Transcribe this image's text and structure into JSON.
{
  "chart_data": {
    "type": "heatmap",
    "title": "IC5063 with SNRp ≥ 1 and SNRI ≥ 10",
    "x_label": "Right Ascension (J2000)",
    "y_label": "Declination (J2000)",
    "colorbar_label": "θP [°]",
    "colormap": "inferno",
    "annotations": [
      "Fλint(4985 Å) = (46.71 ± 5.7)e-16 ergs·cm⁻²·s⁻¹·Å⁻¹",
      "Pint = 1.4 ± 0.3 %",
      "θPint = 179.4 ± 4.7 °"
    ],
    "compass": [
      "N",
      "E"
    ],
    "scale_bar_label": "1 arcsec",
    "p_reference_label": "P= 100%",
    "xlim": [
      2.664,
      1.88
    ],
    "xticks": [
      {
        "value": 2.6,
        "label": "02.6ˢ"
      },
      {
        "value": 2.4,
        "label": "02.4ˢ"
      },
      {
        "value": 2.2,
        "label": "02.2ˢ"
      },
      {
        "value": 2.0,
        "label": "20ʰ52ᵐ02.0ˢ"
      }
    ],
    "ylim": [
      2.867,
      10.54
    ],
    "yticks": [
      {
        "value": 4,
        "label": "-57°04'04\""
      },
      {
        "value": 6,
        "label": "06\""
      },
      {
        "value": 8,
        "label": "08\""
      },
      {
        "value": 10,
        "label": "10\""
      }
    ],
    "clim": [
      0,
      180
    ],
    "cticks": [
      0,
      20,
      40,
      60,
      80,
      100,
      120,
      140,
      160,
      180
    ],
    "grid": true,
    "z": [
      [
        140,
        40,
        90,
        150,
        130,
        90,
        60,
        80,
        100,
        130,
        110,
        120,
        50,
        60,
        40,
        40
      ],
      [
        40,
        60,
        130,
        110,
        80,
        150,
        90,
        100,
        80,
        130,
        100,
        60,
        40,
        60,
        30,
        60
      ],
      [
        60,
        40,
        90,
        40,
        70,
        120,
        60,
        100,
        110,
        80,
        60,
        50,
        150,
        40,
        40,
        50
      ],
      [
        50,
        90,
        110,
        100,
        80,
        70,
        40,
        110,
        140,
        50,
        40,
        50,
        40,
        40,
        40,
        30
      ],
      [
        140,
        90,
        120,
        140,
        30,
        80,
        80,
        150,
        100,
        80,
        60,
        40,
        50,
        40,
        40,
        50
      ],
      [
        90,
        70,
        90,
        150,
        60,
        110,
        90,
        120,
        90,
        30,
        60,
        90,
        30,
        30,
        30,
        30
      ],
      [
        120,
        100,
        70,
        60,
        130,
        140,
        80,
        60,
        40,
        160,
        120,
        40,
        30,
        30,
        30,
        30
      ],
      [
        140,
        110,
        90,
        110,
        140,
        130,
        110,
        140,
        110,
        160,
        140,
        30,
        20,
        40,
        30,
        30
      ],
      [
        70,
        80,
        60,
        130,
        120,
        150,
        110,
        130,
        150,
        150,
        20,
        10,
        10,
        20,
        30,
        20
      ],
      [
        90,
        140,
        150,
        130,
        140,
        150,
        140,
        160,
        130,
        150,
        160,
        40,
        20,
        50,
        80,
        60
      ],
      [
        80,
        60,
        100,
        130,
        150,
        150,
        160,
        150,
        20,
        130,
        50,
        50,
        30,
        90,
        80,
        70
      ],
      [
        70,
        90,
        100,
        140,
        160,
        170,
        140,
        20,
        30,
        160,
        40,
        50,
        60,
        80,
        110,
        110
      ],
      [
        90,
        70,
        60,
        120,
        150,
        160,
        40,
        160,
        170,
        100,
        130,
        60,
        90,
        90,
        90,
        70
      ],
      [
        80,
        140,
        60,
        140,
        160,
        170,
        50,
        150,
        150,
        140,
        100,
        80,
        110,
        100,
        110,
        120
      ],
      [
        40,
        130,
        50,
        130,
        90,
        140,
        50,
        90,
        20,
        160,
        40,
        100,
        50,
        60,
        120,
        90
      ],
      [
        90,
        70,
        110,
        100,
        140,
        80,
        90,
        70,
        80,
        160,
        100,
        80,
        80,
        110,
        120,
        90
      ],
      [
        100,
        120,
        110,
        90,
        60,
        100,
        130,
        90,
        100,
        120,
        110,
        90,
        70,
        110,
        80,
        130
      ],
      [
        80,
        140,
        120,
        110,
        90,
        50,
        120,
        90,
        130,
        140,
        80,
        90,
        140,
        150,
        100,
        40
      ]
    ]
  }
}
= = = = = = =
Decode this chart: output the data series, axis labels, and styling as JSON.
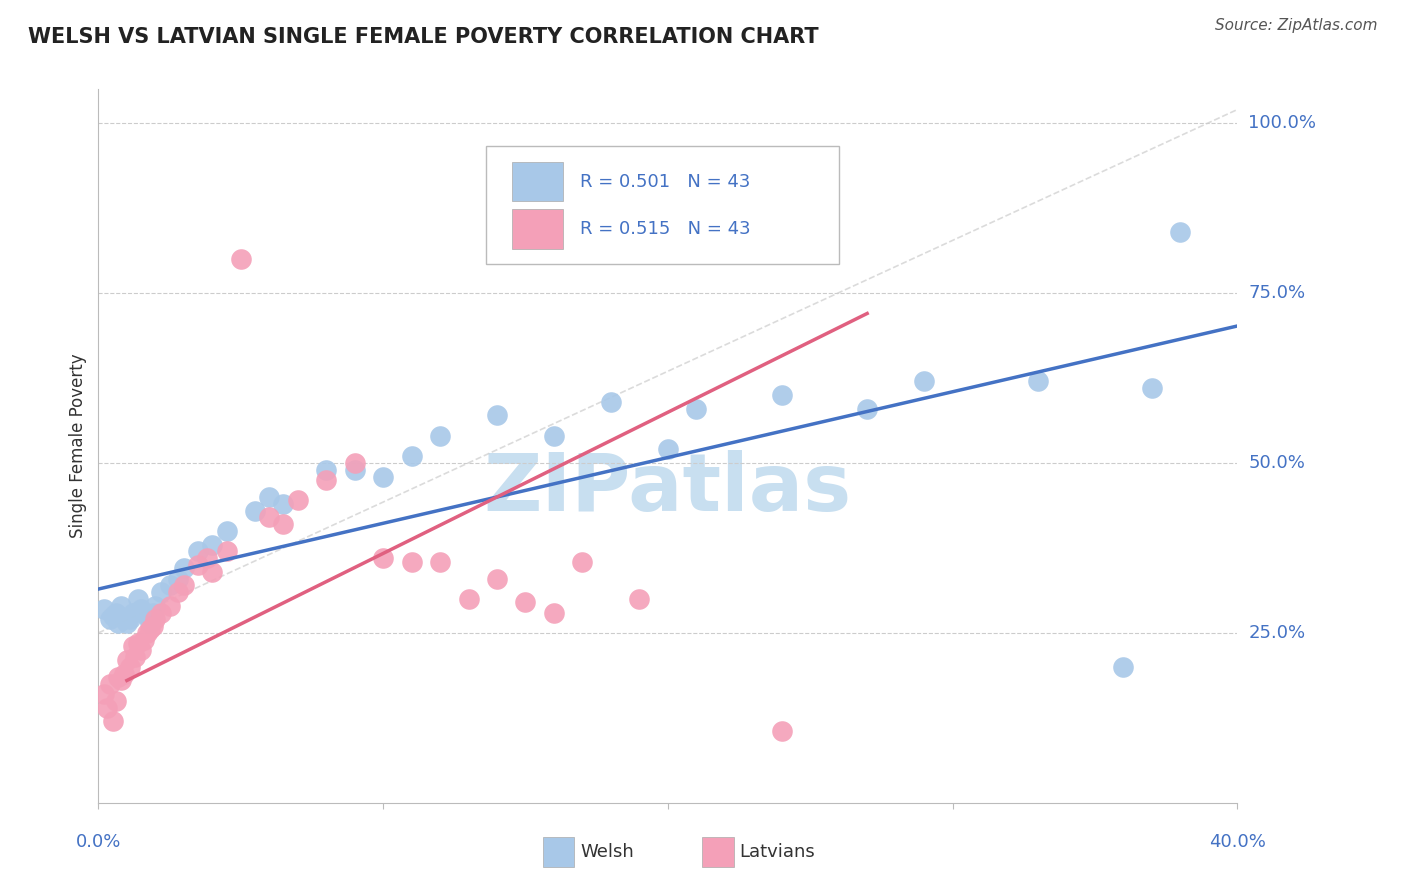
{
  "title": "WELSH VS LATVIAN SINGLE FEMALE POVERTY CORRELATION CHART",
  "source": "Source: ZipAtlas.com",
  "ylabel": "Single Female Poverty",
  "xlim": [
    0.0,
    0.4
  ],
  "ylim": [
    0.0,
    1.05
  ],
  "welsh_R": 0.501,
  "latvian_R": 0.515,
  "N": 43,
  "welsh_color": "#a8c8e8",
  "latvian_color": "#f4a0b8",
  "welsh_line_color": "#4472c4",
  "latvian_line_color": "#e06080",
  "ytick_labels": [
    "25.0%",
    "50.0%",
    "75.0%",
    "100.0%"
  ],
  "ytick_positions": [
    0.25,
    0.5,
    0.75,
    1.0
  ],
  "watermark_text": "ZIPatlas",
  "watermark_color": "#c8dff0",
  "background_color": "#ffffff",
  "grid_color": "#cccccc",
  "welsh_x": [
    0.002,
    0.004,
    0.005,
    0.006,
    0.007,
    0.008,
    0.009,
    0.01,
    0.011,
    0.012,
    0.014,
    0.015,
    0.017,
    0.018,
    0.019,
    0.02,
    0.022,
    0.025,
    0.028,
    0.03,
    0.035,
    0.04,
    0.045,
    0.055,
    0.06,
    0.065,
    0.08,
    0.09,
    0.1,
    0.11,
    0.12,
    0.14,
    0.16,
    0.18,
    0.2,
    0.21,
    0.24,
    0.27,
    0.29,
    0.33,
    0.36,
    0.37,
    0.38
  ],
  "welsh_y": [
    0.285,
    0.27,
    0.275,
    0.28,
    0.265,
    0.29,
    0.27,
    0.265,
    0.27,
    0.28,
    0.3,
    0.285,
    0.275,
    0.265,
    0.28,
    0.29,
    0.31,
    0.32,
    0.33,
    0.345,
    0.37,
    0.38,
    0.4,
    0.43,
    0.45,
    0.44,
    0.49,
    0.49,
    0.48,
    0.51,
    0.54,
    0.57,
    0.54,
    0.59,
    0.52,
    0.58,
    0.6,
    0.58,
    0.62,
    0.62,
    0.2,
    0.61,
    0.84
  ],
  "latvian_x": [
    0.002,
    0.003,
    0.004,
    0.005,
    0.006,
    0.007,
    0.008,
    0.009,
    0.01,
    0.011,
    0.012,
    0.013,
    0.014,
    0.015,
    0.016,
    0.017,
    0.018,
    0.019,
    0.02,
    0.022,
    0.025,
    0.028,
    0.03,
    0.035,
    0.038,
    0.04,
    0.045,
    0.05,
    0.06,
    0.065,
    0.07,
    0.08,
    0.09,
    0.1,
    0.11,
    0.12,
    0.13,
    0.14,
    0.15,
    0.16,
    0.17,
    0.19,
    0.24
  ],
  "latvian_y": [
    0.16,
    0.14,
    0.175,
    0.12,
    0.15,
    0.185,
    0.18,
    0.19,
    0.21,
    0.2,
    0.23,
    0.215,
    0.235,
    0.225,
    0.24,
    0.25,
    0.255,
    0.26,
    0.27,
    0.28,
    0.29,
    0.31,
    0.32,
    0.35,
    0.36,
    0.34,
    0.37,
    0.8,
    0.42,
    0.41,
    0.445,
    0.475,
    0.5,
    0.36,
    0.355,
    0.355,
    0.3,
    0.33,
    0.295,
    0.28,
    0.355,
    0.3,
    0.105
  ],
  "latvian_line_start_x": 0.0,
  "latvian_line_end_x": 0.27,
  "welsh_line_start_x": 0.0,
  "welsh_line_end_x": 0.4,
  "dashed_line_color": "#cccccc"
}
= = = = = = =
● WHAT TO DO:
Gather, from the listing above, every line carrying the word "title".

● SOLUTION TO THE PROBLEM:
    "title": "IC5063 with SNRp ≥ 1 and SNRI ≥ 10",
  "title": "WELSH VS LATVIAN SINGLE FEMALE POVERTY CORRELATION CHART",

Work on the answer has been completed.